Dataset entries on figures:
───
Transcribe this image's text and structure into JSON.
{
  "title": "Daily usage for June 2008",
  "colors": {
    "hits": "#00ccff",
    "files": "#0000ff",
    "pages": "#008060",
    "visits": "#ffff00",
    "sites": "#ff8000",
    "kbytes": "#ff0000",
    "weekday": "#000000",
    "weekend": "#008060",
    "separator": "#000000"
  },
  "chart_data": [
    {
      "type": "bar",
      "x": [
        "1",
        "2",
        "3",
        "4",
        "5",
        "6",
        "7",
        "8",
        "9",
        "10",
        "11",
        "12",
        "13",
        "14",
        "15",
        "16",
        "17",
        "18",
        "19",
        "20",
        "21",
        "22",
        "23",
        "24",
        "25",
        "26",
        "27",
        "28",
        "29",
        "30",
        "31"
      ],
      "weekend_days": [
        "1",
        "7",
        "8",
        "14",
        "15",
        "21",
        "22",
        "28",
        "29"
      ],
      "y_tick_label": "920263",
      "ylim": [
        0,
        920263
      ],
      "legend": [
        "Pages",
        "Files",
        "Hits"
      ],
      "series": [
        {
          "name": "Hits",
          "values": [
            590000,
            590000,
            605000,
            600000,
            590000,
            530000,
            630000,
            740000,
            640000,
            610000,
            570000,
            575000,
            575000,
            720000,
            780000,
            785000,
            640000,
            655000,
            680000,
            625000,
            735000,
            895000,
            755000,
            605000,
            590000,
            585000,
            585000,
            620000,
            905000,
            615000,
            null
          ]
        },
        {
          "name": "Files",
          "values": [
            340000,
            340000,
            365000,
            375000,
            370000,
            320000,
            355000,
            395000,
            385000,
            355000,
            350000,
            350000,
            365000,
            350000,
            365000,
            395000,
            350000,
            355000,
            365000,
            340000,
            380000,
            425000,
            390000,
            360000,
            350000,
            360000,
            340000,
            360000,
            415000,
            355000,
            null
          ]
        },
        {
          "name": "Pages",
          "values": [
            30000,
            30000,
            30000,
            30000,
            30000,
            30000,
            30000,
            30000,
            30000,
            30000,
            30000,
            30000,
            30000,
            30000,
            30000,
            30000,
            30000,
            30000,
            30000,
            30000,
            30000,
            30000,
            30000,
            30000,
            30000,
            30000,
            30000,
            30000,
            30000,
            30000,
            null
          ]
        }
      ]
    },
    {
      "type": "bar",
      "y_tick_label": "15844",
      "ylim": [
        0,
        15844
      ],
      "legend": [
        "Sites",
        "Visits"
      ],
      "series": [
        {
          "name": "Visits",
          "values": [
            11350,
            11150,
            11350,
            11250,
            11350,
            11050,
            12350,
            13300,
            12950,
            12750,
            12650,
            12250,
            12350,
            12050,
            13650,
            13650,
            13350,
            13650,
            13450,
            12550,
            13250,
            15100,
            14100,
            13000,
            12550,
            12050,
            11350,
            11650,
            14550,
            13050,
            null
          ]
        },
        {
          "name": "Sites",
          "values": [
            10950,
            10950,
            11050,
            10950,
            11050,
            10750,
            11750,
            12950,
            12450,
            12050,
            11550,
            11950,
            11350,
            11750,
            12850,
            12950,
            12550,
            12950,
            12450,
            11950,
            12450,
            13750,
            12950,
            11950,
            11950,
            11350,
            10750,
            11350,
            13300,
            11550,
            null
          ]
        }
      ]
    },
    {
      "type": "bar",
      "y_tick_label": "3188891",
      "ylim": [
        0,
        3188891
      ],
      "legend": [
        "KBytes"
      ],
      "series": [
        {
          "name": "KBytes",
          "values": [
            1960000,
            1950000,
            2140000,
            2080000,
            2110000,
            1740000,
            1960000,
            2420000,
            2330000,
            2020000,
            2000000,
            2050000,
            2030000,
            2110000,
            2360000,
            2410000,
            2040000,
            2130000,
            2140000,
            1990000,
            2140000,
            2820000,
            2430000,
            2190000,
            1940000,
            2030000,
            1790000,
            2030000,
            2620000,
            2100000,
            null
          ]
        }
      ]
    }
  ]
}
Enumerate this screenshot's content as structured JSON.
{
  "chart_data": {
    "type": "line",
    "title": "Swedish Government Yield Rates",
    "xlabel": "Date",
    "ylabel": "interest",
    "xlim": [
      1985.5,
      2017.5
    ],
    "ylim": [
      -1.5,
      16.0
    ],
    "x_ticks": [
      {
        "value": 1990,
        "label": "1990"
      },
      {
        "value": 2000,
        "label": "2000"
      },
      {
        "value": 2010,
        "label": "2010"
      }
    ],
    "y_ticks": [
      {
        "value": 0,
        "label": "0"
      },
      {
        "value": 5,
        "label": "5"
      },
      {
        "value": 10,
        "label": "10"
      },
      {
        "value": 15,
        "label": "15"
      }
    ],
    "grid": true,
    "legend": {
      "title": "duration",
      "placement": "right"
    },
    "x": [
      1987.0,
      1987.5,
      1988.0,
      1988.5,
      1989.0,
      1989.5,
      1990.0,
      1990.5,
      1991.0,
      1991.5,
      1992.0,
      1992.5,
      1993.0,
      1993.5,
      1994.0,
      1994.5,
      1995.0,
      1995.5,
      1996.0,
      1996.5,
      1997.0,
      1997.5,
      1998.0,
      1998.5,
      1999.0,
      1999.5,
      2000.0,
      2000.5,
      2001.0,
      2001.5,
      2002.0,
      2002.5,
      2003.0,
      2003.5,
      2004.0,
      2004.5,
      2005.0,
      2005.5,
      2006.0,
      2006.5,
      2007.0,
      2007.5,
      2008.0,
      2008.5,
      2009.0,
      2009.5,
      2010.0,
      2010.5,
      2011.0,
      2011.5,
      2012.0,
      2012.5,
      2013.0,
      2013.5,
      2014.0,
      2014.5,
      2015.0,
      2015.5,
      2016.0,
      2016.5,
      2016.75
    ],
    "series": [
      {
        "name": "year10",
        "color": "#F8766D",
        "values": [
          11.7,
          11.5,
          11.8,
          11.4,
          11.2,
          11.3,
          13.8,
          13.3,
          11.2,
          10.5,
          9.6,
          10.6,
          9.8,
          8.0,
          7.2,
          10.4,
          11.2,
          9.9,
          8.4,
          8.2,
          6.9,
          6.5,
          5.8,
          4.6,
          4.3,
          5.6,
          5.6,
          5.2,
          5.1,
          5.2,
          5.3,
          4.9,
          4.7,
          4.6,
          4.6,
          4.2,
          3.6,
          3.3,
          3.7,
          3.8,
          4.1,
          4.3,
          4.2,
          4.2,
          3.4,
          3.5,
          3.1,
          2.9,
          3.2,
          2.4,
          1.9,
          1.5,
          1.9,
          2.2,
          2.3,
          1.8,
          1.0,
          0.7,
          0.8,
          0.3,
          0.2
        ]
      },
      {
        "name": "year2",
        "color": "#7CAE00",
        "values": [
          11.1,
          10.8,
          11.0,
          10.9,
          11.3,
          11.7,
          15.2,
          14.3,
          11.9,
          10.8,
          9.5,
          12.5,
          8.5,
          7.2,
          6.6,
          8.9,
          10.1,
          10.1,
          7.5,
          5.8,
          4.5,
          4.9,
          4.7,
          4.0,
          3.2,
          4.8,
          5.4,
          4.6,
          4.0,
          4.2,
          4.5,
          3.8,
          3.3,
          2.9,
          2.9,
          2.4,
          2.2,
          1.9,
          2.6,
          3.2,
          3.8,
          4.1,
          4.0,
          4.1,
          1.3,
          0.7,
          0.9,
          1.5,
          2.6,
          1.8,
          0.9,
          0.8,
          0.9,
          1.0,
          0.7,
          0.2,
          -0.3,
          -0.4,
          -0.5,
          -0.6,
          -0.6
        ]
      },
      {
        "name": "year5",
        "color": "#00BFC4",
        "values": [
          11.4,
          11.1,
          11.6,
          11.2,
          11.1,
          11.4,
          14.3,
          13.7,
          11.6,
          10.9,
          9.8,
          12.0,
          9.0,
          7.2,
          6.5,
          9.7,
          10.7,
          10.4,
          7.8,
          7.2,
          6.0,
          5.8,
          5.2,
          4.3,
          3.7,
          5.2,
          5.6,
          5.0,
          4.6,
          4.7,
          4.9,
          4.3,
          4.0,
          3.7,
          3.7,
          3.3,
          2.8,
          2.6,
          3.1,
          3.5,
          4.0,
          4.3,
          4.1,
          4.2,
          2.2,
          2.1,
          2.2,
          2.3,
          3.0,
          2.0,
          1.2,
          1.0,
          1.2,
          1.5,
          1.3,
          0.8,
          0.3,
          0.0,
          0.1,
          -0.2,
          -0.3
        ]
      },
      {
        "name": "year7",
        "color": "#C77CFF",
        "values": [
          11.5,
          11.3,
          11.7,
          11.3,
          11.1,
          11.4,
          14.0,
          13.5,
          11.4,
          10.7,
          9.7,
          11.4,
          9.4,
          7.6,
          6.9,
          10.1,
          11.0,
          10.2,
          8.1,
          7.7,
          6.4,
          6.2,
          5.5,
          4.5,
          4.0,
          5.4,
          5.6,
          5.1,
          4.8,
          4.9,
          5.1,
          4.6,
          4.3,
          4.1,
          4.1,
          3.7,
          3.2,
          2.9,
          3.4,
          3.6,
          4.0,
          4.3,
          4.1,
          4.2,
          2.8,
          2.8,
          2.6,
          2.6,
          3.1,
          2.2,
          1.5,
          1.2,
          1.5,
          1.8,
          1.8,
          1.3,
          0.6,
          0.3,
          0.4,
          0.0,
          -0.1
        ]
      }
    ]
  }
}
───
Request:
Pick out the lines containing the string "this" and show them.

Written response:
Transcribe this image's text and structure into JSON.
Enumerate this screenshot's content as structured JSON.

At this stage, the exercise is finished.